Exercise objective:
Retype every line of the listing below, keeping each character, number and symbol unchanged.

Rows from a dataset
— Start —

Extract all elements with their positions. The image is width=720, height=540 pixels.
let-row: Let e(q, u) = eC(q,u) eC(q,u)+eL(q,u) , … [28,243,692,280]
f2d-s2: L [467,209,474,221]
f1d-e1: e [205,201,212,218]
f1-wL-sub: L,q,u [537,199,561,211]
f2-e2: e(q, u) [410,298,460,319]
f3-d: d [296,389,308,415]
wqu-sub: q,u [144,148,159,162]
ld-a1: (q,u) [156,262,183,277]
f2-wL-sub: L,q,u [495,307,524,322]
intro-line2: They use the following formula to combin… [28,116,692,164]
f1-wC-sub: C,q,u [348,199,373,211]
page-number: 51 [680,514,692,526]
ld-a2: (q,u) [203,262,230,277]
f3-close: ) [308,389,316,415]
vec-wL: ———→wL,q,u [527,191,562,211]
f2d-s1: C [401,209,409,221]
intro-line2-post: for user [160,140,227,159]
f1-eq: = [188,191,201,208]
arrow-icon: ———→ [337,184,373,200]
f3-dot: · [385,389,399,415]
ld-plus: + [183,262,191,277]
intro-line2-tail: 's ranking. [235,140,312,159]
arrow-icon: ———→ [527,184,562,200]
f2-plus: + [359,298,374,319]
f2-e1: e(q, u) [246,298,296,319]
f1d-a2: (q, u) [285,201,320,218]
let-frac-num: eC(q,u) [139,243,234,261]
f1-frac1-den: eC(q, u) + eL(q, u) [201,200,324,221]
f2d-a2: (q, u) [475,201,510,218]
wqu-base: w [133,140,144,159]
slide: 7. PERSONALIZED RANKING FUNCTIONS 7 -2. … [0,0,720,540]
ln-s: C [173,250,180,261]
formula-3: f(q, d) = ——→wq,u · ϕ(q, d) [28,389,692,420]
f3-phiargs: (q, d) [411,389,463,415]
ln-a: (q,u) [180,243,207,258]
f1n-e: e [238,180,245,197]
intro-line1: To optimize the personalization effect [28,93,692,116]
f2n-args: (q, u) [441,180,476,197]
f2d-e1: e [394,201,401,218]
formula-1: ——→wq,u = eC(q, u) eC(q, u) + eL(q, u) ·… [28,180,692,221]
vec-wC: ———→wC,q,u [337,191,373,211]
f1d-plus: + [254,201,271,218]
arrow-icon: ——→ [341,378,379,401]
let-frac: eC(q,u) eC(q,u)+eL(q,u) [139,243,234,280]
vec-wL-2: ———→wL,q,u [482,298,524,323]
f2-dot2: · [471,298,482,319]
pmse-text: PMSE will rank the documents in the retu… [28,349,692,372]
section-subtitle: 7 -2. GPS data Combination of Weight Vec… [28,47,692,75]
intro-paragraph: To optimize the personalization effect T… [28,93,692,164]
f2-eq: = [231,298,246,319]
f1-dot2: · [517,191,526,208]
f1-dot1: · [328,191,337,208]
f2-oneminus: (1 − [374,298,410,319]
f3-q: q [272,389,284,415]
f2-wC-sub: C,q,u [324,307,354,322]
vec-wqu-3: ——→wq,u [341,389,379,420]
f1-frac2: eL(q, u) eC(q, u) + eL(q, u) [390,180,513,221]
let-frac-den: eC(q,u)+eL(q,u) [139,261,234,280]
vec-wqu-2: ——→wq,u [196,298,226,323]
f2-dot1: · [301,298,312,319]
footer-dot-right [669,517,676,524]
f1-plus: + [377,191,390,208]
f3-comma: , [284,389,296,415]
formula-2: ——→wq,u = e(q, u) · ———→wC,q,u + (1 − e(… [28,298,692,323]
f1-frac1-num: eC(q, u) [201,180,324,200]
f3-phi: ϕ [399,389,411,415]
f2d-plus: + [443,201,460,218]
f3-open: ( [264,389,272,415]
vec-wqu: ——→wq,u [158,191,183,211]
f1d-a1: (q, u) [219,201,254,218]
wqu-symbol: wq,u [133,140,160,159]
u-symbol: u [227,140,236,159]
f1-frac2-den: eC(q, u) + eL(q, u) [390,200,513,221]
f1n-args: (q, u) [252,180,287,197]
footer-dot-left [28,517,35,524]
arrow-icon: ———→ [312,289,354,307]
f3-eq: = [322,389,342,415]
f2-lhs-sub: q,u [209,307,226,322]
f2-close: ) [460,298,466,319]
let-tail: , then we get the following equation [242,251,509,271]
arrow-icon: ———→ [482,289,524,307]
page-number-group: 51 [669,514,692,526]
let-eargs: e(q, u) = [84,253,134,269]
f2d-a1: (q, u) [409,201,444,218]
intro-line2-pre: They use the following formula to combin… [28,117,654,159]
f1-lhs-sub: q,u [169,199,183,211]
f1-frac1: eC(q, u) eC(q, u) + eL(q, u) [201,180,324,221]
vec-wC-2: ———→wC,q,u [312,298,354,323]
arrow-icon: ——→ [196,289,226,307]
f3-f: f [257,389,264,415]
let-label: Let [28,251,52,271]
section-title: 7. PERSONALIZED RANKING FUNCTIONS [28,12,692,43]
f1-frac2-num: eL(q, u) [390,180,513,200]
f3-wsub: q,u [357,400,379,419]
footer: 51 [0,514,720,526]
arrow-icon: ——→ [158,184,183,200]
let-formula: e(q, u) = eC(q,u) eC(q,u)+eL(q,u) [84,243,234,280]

— End —

Answer to the task:
Extract all elements with their positions. The image is width=720, height=540 pixels.
let-row: Let e(q, u) = eC(q,u) eC(q,u)+eL(q,u) , … [28,243,692,280]
f2d-s2: L [467,209,474,221]
f1d-e1: e [205,201,212,218]
f1-wL-sub: L,q,u [537,199,561,211]
f2-e2: e(q, u) [410,298,460,319]
f3-d: d [296,389,308,415]
wqu-sub: q,u [144,148,159,162]
ld-a1: (q,u) [156,262,183,277]
f2-wL-sub: L,q,u [495,307,524,322]
intro-line2: They use the following formula to combin… [28,116,692,164]
f1-wC-sub: C,q,u [348,199,373,211]
page-number: 51 [680,514,692,526]
ld-a2: (q,u) [203,262,230,277]
f3-close: ) [308,389,316,415]
vec-wL: ———→wL,q,u [527,191,562,211]
f2d-s1: C [401,209,409,221]
intro-line2-post: for user [160,140,227,159]
f1-eq: = [188,191,201,208]
arrow-icon: ———→ [337,184,373,200]
f3-dot: · [385,389,399,415]
ld-plus: + [183,262,191,277]
intro-line2-tail: 's ranking. [235,140,312,159]
arrow-icon: ———→ [527,184,562,200]
f2-plus: + [359,298,374,319]
f2-e1: e(q, u) [246,298,296,319]
f1d-a2: (q, u) [285,201,320,218]
let-frac-num: eC(q,u) [139,243,234,261]
f1-frac1-den: eC(q, u) + eL(q, u) [201,200,324,221]
f2d-a2: (q, u) [475,201,510,218]
wqu-base: w [133,140,144,159]
slide: 7. PERSONALIZED RANKING FUNCTIONS 7 -2. … [0,0,720,540]
ln-s: C [173,250,180,261]
formula-3: f(q, d) = ——→wq,u · ϕ(q, d) [28,389,692,420]
f3-phiargs: (q, d) [411,389,463,415]
ln-a: (q,u) [180,243,207,258]
f1n-e: e [238,180,245,197]
intro-line1: To optimize the personalization effect [28,93,692,116]
f2n-args: (q, u) [441,180,476,197]
f2d-e1: e [394,201,401,218]
formula-1: ——→wq,u = eC(q, u) eC(q, u) + eL(q, u) ·… [28,180,692,221]
vec-wC: ———→wC,q,u [337,191,373,211]
f1d-plus: + [254,201,271,218]
arrow-icon: ——→ [341,378,379,401]
let-frac: eC(q,u) eC(q,u)+eL(q,u) [139,243,234,280]
vec-wL-2: ———→wL,q,u [482,298,524,323]
f2-dot2: · [471,298,482,319]
pmse-text: PMSE will rank the documents in the retu… [28,349,692,372]
section-subtitle: 7 -2. GPS data Combination of Weight Vec… [28,47,692,75]
intro-paragraph: To optimize the personalization effect T… [28,93,692,164]
f2-eq: = [231,298,246,319]
f1-dot2: · [517,191,526,208]
f1-dot1: · [328,191,337,208]
f2-oneminus: (1 − [374,298,410,319]
f3-q: q [272,389,284,415]
f2-wC-sub: C,q,u [324,307,354,322]
vec-wqu-3: ——→wq,u [341,389,379,420]
f1-frac2: eL(q, u) eC(q, u) + eL(q, u) [390,180,513,221]
let-frac-den: eC(q,u)+eL(q,u) [139,261,234,280]
vec-wqu-2: ——→wq,u [196,298,226,323]
f2-dot1: · [301,298,312,319]
footer-dot-right [669,517,676,524]
f1-plus: + [377,191,390,208]
f3-comma: , [284,389,296,415]
formula-2: ——→wq,u = e(q, u) · ———→wC,q,u + (1 − e(… [28,298,692,323]
f1-frac1-num: eC(q, u) [201,180,324,200]
f3-phi: ϕ [399,389,411,415]
f2d-plus: + [443,201,460,218]
f3-open: ( [264,389,272,415]
vec-wqu: ——→wq,u [158,191,183,211]
f1d-a1: (q, u) [219,201,254,218]
wqu-symbol: wq,u [133,140,160,159]
u-symbol: u [227,140,236,159]
f1-frac2-den: eC(q, u) + eL(q, u) [390,200,513,221]
f1n-args: (q, u) [252,180,287,197]
footer-dot-left [28,517,35,524]
arrow-icon: ———→ [312,289,354,307]
f3-eq: = [322,389,342,415]
f2-lhs-sub: q,u [209,307,226,322]
f2-close: ) [460,298,466,319]
let-tail: , then we get the following equation [242,251,509,271]
arrow-icon: ———→ [482,289,524,307]
page-number-group: 51 [669,514,692,526]
let-eargs: e(q, u) = [84,253,134,269]
f2d-a1: (q, u) [409,201,444,218]
intro-line2-pre: They use the following formula to combin… [28,117,654,159]
f1-lhs-sub: q,u [169,199,183,211]
f1-frac1: eC(q, u) eC(q, u) + eL(q, u) [201,180,324,221]
vec-wC-2: ———→wC,q,u [312,298,354,323]
arrow-icon: ——→ [196,289,226,307]
f3-f: f [257,389,264,415]
let-label: Let [28,251,52,271]
section-title: 7. PERSONALIZED RANKING FUNCTIONS [28,12,692,43]
f1-frac2-num: eL(q, u) [390,180,513,200]
f3-wsub: q,u [357,400,379,419]
footer: 51 [0,514,720,526]
arrow-icon: ——→ [158,184,183,200]
let-formula: e(q, u) = eC(q,u) eC(q,u)+eL(q,u) [84,243,234,280]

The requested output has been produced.